- [Exercise brief]: Omit every image, and transcribe the remaining entries exactly as given.

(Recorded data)
++++++

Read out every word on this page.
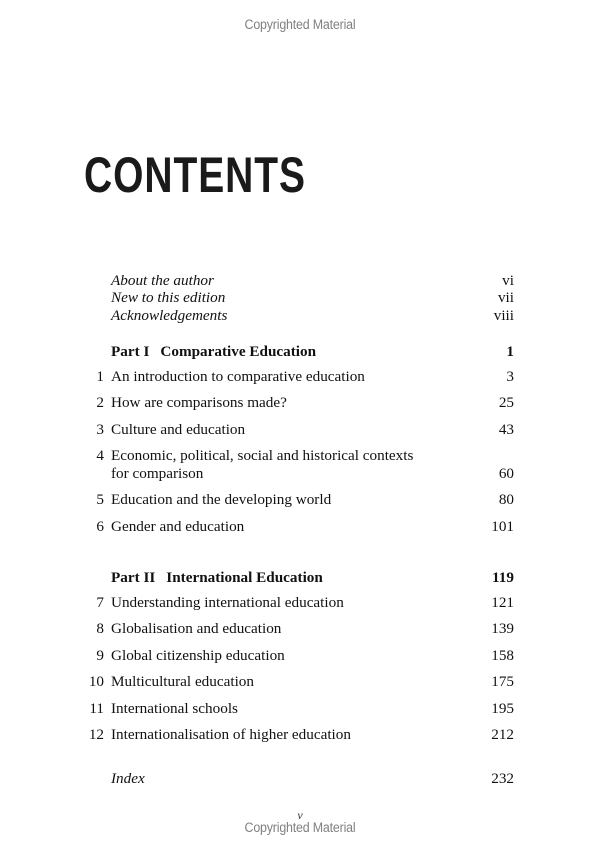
Copyrighted Material
CONTENTS
About the author	vi
New to this edition	vii
Acknowledgements	viii
Part I Comparative Education	1
1 An introduction to comparative education	3
2 How are comparisons made?	25
3 Culture and education	43
4 Economic, political, social and historical contexts
for comparison	60
5 Education and the developing world	80
6 Gender and education	101
Part II International Education	119
7 Understanding international education	121
8 Globalisation and education	139
9 Global citizenship education	158
10 Multicultural education	175
11 International schools	195
12 Internationalisation of higher education	212
Index	232
v
Copyrighted Material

++++++

- [Exercise answer]:
Read out every word on this page.
Copyrighted Material
CONTENTS
About the author	vi
New to this edition	vii
Acknowledgements	viii
Part I Comparative Education	1
1 An introduction to comparative education	3
2 How are comparisons made?	25
3 Culture and education	43
4 Economic, political, social and historical contexts
for comparison	60
5 Education and the developing world	80
6 Gender and education	101
Part II International Education	119
7 Understanding international education	121
8 Globalisation and education	139
9 Global citizenship education	158
10 Multicultural education	175
11 International schools	195
12 Internationalisation of higher education	212
Index	232
v
Copyrighted Material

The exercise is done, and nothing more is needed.